[Start]
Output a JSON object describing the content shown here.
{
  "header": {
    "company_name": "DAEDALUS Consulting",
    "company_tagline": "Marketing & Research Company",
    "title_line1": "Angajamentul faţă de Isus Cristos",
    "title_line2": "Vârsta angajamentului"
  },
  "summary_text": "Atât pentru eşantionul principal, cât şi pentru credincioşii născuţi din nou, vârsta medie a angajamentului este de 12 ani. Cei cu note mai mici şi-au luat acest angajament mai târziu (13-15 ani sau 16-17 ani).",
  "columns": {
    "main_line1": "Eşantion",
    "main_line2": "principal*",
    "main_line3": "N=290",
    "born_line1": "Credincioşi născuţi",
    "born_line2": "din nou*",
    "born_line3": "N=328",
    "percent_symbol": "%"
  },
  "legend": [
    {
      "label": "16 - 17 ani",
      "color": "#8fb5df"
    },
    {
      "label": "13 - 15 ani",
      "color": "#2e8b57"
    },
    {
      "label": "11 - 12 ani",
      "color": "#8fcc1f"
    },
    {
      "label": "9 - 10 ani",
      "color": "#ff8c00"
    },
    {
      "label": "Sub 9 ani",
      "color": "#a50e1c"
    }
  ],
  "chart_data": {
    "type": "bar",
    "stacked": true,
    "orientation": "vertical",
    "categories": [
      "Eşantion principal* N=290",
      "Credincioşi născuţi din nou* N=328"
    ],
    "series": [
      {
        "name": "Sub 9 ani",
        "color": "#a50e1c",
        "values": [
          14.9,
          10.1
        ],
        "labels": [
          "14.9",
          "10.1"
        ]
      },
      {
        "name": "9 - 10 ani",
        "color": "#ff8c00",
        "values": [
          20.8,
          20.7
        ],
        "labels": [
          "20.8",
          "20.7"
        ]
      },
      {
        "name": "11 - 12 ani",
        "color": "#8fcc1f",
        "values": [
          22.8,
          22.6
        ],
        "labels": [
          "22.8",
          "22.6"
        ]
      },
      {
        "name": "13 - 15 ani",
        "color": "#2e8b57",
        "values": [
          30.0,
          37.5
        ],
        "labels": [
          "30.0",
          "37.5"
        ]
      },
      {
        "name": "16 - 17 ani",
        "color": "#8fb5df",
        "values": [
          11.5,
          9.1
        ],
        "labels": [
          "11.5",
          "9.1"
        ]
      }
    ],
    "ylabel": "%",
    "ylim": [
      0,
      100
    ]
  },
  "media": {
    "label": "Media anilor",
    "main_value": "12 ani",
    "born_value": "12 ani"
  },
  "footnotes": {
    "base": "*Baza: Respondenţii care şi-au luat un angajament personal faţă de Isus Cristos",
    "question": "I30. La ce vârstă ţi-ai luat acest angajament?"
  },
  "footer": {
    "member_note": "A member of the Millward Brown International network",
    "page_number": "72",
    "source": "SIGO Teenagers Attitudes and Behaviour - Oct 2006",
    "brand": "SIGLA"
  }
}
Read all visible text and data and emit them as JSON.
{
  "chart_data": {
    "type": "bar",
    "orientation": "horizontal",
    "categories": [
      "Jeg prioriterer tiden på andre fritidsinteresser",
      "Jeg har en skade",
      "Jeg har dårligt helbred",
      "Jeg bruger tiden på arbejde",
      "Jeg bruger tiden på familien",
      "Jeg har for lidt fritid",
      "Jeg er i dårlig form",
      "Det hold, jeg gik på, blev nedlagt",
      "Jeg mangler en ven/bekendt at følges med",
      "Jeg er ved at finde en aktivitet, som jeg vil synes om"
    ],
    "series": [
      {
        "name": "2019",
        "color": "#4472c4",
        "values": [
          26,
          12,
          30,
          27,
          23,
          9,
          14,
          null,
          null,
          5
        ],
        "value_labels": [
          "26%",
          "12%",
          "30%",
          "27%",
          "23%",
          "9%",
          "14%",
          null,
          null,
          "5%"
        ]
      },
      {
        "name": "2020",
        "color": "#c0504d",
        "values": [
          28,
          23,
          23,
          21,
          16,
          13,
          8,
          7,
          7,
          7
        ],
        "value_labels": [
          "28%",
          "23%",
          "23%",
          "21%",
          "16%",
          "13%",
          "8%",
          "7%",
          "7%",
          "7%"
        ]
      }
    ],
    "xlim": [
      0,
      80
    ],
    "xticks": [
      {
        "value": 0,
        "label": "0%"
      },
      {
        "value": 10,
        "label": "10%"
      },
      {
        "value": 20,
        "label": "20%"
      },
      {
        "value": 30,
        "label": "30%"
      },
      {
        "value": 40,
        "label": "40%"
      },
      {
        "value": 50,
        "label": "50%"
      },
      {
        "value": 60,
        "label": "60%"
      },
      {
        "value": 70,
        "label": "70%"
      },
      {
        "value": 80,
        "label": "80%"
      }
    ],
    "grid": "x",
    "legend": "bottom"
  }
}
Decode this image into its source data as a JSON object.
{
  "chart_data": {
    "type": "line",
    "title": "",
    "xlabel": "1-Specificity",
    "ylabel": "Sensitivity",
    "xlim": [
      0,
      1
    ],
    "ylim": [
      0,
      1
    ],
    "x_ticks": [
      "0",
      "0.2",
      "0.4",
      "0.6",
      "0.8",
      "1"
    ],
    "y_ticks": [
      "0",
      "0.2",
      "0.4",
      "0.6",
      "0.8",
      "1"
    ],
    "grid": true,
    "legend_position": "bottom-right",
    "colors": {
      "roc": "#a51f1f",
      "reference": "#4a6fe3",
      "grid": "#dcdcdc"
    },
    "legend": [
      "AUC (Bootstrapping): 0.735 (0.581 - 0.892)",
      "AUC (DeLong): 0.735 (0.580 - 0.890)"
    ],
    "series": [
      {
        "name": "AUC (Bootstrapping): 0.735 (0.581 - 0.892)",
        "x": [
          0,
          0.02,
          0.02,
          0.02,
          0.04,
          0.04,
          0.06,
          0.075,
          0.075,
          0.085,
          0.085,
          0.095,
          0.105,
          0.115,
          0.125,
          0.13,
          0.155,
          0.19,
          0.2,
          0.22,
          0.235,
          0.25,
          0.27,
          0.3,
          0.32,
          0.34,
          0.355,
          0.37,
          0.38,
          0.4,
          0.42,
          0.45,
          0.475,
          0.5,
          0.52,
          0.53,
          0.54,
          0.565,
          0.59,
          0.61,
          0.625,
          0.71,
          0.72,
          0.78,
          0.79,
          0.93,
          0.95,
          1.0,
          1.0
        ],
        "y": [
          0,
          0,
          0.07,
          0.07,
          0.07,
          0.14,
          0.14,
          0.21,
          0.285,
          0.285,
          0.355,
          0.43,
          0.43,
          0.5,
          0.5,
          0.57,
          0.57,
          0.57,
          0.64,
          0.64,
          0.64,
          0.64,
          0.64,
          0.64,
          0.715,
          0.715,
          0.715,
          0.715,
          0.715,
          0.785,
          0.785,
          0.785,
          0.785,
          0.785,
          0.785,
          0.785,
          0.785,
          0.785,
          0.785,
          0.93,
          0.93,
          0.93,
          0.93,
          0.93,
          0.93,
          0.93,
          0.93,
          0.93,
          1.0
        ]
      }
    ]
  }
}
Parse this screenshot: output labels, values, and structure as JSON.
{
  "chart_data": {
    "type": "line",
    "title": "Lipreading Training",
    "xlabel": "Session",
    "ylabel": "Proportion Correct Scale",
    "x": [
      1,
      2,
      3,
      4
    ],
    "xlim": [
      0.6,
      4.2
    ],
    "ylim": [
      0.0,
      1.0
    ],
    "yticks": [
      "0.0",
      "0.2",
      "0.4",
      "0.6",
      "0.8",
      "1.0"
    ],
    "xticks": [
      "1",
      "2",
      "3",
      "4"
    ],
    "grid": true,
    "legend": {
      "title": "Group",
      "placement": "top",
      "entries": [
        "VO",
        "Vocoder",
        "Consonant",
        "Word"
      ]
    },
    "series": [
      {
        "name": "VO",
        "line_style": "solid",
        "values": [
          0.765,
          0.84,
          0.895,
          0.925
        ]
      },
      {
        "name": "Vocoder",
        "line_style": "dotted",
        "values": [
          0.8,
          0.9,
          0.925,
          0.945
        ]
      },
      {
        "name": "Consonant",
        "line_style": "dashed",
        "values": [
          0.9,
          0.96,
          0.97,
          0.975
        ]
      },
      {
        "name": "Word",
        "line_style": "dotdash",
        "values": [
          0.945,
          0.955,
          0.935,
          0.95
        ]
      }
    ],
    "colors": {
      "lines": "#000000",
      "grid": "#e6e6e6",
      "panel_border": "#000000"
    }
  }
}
[End]
Your task
Only the number is wanted: how many lines of the data contain the word "Cristos"?

The completed task
2